> _Your objective_
Copy the data word for word, starting at its first line and ending with the line that contains "- snap3-icon[interactable]: ≡: [1, 397, 25, 421]", both ends included.

> _Provided data_
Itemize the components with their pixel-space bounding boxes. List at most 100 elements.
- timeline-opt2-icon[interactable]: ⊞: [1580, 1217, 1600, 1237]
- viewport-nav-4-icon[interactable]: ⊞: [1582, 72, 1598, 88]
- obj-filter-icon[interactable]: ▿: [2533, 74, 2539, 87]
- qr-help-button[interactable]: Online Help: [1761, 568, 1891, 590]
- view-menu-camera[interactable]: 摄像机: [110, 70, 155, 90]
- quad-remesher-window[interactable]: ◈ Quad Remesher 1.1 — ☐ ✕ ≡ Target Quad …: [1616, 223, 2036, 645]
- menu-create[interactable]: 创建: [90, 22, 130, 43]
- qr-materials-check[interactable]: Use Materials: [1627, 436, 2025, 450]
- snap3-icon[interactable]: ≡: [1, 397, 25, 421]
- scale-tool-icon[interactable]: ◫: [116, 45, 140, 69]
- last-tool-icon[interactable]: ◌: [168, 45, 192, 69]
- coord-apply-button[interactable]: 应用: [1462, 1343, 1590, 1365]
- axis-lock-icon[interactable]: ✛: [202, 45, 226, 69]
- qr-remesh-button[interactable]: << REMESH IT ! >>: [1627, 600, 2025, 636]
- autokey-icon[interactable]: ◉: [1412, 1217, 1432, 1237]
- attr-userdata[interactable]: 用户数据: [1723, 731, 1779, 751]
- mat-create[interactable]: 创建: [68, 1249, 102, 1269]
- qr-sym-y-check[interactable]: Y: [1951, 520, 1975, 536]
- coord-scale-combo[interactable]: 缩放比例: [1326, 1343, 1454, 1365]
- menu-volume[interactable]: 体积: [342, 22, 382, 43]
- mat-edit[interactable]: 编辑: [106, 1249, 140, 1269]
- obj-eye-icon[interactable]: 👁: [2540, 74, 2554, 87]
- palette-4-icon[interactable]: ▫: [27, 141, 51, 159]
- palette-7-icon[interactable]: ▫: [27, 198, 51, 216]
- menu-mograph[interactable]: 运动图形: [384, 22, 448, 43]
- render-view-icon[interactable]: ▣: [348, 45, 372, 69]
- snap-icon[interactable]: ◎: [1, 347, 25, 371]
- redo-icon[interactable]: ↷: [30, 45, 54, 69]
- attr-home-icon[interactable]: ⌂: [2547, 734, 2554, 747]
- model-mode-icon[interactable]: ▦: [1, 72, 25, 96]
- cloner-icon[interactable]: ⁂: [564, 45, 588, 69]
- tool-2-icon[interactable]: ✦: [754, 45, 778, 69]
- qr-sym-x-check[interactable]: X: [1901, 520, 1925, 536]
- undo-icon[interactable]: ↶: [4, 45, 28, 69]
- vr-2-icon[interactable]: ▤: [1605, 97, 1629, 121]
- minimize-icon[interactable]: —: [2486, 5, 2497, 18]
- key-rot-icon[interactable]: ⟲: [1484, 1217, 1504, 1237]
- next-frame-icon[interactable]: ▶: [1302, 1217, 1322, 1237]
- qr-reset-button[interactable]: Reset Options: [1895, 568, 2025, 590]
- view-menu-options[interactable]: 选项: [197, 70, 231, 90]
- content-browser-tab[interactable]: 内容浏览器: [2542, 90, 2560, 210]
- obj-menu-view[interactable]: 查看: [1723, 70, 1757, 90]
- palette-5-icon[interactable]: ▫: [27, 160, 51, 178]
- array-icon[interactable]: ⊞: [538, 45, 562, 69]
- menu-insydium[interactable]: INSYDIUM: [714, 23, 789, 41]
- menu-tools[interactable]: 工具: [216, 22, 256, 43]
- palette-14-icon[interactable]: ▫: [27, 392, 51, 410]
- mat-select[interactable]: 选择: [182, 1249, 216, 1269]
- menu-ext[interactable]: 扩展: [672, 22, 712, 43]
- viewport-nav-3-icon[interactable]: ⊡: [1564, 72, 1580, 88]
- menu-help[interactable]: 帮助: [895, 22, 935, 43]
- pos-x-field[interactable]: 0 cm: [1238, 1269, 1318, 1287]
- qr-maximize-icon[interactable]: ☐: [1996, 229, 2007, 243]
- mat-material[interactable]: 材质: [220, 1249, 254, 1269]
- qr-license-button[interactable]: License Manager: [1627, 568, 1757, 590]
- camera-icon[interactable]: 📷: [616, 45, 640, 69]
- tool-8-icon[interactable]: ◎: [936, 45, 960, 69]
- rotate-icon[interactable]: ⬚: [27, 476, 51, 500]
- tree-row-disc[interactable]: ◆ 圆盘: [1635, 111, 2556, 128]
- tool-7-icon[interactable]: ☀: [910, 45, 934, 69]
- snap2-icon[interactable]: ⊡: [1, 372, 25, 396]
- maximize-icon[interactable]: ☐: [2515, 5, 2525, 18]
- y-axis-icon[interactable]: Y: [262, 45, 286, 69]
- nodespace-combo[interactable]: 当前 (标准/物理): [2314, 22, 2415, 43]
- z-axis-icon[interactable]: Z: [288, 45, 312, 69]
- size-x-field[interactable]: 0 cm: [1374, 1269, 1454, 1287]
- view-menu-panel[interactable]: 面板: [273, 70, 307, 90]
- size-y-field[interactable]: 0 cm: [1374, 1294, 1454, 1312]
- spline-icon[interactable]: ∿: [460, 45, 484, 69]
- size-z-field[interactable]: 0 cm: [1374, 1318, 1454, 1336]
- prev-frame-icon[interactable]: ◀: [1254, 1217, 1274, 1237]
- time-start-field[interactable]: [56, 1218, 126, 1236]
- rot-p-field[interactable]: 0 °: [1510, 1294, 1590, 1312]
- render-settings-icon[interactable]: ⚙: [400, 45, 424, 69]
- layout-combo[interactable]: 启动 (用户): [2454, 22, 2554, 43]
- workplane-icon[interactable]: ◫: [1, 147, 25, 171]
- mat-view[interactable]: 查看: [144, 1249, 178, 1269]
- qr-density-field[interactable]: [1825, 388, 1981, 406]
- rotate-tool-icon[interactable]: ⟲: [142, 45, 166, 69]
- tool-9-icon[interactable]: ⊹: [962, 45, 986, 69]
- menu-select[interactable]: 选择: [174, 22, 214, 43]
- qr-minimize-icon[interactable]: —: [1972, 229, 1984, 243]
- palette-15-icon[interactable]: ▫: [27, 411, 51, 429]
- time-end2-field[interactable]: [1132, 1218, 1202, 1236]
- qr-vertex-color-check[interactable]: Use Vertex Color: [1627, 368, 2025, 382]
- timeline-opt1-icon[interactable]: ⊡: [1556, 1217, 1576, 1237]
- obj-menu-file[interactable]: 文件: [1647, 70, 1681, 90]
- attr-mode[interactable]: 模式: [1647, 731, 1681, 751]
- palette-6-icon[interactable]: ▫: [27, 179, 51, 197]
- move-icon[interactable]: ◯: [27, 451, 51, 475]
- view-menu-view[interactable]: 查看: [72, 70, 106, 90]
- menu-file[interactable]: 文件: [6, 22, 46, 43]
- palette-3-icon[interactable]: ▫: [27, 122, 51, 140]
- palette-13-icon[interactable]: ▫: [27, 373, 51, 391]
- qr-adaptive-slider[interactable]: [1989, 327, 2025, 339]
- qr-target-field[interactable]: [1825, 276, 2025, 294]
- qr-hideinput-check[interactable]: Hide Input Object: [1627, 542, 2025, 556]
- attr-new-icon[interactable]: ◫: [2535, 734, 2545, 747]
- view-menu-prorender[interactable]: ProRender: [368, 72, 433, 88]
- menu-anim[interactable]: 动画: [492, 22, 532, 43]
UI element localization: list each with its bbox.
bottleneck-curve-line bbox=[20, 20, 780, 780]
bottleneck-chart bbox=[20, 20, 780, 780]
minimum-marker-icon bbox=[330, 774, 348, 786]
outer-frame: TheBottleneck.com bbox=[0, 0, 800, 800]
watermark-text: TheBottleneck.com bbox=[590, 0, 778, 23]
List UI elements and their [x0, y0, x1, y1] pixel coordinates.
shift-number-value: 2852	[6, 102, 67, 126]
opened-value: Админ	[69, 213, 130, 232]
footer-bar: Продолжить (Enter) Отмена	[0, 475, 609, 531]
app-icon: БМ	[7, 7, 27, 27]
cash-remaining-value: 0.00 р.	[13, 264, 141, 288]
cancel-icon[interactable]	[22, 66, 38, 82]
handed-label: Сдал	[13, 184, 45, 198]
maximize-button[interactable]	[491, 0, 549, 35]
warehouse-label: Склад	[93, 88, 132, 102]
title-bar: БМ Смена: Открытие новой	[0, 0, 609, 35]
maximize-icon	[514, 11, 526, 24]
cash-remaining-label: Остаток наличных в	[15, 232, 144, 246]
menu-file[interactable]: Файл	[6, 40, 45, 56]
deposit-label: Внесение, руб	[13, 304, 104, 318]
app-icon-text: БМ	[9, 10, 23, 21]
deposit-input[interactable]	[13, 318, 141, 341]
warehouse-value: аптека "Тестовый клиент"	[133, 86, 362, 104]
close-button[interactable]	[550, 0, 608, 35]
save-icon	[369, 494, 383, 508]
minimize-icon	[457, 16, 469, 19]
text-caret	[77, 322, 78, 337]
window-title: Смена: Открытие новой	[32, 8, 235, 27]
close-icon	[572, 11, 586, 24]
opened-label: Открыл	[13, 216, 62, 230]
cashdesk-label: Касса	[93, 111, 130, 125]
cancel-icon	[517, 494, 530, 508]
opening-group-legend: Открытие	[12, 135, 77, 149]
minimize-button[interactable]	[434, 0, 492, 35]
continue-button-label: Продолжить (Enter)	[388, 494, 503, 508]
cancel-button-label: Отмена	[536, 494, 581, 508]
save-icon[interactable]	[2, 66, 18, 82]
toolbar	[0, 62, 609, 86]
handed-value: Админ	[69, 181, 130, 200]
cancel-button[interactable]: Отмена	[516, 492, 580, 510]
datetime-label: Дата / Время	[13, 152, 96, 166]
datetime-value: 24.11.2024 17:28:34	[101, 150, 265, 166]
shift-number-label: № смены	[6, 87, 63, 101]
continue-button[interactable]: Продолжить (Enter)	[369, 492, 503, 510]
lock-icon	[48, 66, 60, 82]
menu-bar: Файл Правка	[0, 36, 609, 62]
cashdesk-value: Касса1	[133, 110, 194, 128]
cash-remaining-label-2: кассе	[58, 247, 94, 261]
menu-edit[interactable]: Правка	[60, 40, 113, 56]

> _Solution below_
Itemize the components with their pixel-space bounding boxes. List at most 100 elements.
- timeline-opt2-icon[interactable]: ⊞: [1580, 1217, 1600, 1237]
- viewport-nav-4-icon[interactable]: ⊞: [1582, 72, 1598, 88]
- obj-filter-icon[interactable]: ▿: [2533, 74, 2539, 87]
- qr-help-button[interactable]: Online Help: [1761, 568, 1891, 590]
- view-menu-camera[interactable]: 摄像机: [110, 70, 155, 90]
- quad-remesher-window[interactable]: ◈ Quad Remesher 1.1 — ☐ ✕ ≡ Target Quad …: [1616, 223, 2036, 645]
- menu-create[interactable]: 创建: [90, 22, 130, 43]
- qr-materials-check[interactable]: Use Materials: [1627, 436, 2025, 450]
- snap3-icon[interactable]: ≡: [1, 397, 25, 421]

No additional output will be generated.